PROVIDED TEXT:

The LPM effect in sequential bremsstrahlung: nearly complete results for QCD

TL;DR

This paper advances the understanding of the Landau-Pomeranchuk-Migdal effect in QCD by calculating overlapping coherence effects in sequential gluon splittings, including virtual corrections and IR divergence cancellations.

Contribution

It provides comprehensive calculations of overlapping splitting processes and virtual loop corrections in QCD, extending previous work beyond soft-emission approximations.

Findings

Reproduces known double-log behavior in soft emission limit

Demonstrates cancellation of IR divergences in gluon splitting processes

Initial numerical investigation of sub-leading IR logarithms

Abstract

The splitting processes of bremsstrahlung and pair production in a medium are coherent over large distances in the very high energy limit, which leads to a suppression known as the Landau-Pomeranchuk-Migdal (LPM) effect. We continue study of the case when the coherence lengths of two consecutive splitting processes overlap (which is important for understanding corrections to standard treatments of the LPM effect in QCD), avoiding soft-emission approximations. Previous work has computed overlap effects for double splitting $g \to gg \to ggg$. To make use of those results, one also needs calculations of related virtual loop corrections to single splitting $g \to gg$ in order to cancel severe (power-law) infrared (IR) divergences. This paper provides calculations of nearly all such processes involving gluons and discusses how to organize the results to demonstrate the cancellation. In the soft emission limit, our results reproduce the known double-log behavior of earlier authors who worked in leading-log approximation. We also present a first (albeit numerical and not yet analytic) investigation of sub-leading, single IR logarithms. Ultraviolet divergences appearing in our calculations correctly renormalize the coupling $\alpha_{\rm s}$ in the usual LPM result for leading-order $g \to gg$.

Dataset records:
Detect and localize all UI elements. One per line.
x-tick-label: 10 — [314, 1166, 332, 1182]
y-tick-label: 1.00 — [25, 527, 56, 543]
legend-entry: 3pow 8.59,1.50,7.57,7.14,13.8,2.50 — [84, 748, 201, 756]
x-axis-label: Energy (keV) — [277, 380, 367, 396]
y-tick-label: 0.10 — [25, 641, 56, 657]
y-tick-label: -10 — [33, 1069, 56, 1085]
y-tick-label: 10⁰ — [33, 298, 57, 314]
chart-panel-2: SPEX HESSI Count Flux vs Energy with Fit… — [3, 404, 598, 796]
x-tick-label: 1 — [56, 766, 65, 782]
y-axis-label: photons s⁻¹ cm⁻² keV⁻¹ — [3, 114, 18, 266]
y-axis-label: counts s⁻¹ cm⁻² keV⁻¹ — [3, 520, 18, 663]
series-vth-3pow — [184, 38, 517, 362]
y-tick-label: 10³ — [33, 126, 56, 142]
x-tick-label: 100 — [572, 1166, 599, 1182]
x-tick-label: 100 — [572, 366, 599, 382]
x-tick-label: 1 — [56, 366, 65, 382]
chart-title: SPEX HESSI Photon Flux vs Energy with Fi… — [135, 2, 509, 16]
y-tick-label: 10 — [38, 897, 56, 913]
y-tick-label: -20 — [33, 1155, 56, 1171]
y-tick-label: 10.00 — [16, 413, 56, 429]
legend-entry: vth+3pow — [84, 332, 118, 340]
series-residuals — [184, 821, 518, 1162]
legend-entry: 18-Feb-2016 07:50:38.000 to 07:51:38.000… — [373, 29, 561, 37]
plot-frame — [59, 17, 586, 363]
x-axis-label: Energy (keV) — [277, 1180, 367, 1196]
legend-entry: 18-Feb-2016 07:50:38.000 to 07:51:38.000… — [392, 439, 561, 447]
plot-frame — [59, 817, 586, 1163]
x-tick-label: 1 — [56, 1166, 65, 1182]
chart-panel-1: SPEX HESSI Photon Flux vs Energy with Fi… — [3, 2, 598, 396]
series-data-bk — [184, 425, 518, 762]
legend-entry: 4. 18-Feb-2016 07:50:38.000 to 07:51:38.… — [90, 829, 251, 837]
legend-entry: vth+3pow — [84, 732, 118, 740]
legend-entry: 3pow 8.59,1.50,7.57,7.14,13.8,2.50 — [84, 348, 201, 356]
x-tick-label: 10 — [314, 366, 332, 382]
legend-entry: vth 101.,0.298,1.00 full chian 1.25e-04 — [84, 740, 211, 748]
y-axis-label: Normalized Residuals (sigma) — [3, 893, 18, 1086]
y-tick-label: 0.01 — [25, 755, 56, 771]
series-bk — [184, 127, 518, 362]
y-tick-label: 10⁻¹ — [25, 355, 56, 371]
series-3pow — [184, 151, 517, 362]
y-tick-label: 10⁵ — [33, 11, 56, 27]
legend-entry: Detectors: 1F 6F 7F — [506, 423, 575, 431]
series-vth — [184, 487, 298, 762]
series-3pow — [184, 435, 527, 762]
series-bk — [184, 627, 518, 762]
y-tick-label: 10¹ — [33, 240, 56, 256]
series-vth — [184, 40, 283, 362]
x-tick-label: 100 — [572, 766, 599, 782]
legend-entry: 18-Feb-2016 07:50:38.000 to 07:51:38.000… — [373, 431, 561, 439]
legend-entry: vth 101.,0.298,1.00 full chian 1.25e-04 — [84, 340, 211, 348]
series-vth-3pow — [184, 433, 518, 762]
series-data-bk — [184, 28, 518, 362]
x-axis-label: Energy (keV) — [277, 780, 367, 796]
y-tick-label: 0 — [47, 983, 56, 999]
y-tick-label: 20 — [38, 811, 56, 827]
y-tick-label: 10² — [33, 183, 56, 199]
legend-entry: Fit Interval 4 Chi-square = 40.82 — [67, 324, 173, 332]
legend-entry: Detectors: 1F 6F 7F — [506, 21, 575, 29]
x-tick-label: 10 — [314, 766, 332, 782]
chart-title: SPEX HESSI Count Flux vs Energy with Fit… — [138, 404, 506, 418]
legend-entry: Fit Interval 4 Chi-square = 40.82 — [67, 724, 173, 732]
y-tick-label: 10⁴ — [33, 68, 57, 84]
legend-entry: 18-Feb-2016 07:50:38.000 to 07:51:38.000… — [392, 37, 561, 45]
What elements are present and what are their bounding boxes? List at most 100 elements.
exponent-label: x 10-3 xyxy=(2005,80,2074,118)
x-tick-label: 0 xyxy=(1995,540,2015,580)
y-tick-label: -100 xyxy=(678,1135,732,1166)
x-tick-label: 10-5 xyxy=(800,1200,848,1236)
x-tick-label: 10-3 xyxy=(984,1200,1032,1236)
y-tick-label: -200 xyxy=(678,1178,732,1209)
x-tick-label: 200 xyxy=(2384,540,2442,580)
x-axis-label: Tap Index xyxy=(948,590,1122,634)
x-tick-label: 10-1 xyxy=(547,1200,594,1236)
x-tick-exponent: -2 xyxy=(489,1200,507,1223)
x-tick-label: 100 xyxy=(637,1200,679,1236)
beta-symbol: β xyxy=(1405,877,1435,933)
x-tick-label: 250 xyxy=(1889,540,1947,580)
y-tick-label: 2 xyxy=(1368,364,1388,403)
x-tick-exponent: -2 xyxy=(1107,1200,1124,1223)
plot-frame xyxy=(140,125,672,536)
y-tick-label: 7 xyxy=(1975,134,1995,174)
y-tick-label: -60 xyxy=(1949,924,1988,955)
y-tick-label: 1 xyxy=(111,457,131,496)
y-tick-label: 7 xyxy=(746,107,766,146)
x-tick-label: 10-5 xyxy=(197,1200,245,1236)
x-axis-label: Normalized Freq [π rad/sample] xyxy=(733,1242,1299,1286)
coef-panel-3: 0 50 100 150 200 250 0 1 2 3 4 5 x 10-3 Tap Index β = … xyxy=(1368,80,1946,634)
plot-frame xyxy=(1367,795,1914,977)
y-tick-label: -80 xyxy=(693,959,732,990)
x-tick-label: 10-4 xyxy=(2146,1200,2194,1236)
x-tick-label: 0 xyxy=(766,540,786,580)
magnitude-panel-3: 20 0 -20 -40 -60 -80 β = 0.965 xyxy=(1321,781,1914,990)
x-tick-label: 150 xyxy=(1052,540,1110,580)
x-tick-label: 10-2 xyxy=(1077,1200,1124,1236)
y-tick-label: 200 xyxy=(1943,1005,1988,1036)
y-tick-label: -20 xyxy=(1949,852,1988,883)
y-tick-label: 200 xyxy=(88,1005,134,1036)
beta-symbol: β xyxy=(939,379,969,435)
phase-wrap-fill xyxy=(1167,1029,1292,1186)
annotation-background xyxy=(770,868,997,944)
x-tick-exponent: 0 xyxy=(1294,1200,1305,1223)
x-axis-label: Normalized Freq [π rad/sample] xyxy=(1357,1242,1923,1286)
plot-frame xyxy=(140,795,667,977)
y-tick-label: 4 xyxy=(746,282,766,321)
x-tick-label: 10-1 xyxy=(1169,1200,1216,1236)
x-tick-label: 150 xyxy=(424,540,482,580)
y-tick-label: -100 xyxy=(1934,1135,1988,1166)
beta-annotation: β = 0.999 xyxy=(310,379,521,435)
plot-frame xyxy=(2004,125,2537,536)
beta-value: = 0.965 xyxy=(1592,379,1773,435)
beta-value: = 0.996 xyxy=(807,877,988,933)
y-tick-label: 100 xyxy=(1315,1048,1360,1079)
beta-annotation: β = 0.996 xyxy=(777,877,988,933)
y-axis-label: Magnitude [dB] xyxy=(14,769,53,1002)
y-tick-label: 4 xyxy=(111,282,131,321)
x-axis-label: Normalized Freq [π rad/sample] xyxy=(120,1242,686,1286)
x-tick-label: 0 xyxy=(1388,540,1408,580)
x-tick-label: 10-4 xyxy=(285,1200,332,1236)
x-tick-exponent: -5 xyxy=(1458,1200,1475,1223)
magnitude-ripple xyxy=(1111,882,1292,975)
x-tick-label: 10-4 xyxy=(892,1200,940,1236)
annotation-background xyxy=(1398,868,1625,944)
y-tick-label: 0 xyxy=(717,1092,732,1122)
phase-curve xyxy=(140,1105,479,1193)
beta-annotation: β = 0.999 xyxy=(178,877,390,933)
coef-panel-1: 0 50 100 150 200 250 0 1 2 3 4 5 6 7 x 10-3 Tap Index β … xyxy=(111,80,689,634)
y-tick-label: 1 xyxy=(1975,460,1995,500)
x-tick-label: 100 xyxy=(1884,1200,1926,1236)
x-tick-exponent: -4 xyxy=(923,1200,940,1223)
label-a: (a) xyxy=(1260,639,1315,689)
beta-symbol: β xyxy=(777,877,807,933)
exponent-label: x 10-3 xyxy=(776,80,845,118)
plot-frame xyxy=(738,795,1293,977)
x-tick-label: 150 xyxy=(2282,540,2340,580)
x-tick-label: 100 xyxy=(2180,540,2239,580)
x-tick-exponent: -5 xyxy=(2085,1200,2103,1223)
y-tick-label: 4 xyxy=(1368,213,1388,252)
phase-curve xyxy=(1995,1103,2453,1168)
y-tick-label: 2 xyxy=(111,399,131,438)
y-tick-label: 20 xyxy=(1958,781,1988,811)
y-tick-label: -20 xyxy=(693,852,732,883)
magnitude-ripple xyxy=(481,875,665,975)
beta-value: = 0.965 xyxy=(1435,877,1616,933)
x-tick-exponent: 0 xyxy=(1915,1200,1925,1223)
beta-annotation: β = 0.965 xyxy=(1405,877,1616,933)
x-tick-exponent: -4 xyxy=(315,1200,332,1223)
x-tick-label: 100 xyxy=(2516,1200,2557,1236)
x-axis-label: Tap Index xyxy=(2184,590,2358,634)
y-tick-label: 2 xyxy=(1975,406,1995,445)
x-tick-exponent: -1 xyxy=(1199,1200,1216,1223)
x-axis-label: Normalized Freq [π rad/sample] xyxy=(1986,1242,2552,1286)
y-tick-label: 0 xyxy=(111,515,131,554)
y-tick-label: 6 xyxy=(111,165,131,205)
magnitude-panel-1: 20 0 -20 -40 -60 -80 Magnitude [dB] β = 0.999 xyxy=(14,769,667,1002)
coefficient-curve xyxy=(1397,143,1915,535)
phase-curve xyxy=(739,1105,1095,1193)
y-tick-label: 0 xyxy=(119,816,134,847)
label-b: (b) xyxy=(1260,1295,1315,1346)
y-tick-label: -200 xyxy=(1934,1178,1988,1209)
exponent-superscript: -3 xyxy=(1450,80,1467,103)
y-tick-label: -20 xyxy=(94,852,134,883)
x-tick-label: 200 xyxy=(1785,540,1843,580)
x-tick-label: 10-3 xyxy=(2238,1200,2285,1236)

WHAT TO WORK ON: Extract the passage of the paper summary that begins with "This paper advances" and ends after "IR divergence cancellations.". Work only from the paper summary and ignore the material.

OUTPUT BELOW:
This paper advances the understanding of the Landau-Pomeranchuk-Migdal effect in QCD by calculating overlapping coherence effects in sequential gluon splittings, including virtual corrections and IR divergence cancellations.